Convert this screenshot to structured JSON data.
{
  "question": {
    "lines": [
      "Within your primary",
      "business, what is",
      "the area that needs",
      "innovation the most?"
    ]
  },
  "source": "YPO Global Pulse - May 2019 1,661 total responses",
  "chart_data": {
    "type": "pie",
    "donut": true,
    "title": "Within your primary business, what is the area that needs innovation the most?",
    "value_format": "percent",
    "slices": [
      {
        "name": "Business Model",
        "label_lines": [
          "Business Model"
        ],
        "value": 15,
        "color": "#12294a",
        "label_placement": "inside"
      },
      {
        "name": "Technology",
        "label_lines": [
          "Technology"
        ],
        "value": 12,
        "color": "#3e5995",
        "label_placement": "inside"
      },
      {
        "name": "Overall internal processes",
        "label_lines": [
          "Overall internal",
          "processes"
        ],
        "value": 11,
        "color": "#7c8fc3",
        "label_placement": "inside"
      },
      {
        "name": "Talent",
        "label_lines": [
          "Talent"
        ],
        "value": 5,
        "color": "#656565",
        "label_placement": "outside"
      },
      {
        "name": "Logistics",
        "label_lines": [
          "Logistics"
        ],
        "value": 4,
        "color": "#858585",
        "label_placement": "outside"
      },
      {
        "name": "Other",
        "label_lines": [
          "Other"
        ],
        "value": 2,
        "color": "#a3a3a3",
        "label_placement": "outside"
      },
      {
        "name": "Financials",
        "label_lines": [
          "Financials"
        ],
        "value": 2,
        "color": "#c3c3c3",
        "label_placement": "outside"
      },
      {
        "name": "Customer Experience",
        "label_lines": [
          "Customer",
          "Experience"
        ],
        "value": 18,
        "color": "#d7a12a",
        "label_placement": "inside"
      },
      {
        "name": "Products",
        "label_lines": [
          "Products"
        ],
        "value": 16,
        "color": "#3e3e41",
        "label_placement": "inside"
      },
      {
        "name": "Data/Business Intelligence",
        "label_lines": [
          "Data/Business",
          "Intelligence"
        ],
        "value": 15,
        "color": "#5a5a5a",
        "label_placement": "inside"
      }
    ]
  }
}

§

• [Work to be completed]: Copy each record from above exactly, and include every line.

• [Written response]:
Convert this screenshot to structured JSON data.
{
  "question": {
    "lines": [
      "Within your primary",
      "business, what is",
      "the area that needs",
      "innovation the most?"
    ]
  },
  "source": "YPO Global Pulse - May 2019 1,661 total responses",
  "chart_data": {
    "type": "pie",
    "donut": true,
    "title": "Within your primary business, what is the area that needs innovation the most?",
    "value_format": "percent",
    "slices": [
      {
        "name": "Business Model",
        "label_lines": [
          "Business Model"
        ],
        "value": 15,
        "color": "#12294a",
        "label_placement": "inside"
      },
      {
        "name": "Technology",
        "label_lines": [
          "Technology"
        ],
        "value": 12,
        "color": "#3e5995",
        "label_placement": "inside"
      },
      {
        "name": "Overall internal processes",
        "label_lines": [
          "Overall internal",
          "processes"
        ],
        "value": 11,
        "color": "#7c8fc3",
        "label_placement": "inside"
      },
      {
        "name": "Talent",
        "label_lines": [
          "Talent"
        ],
        "value": 5,
        "color": "#656565",
        "label_placement": "outside"
      },
      {
        "name": "Logistics",
        "label_lines": [
          "Logistics"
        ],
        "value": 4,
        "color": "#858585",
        "label_placement": "outside"
      },
      {
        "name": "Other",
        "label_lines": [
          "Other"
        ],
        "value": 2,
        "color": "#a3a3a3",
        "label_placement": "outside"
      },
      {
        "name": "Financials",
        "label_lines": [
          "Financials"
        ],
        "value": 2,
        "color": "#c3c3c3",
        "label_placement": "outside"
      },
      {
        "name": "Customer Experience",
        "label_lines": [
          "Customer",
          "Experience"
        ],
        "value": 18,
        "color": "#d7a12a",
        "label_placement": "inside"
      },
      {
        "name": "Products",
        "label_lines": [
          "Products"
        ],
        "value": 16,
        "color": "#3e3e41",
        "label_placement": "inside"
      },
      {
        "name": "Data/Business Intelligence",
        "label_lines": [
          "Data/Business",
          "Intelligence"
        ],
        "value": 15,
        "color": "#5a5a5a",
        "label_placement": "inside"
      }
    ]
  }
}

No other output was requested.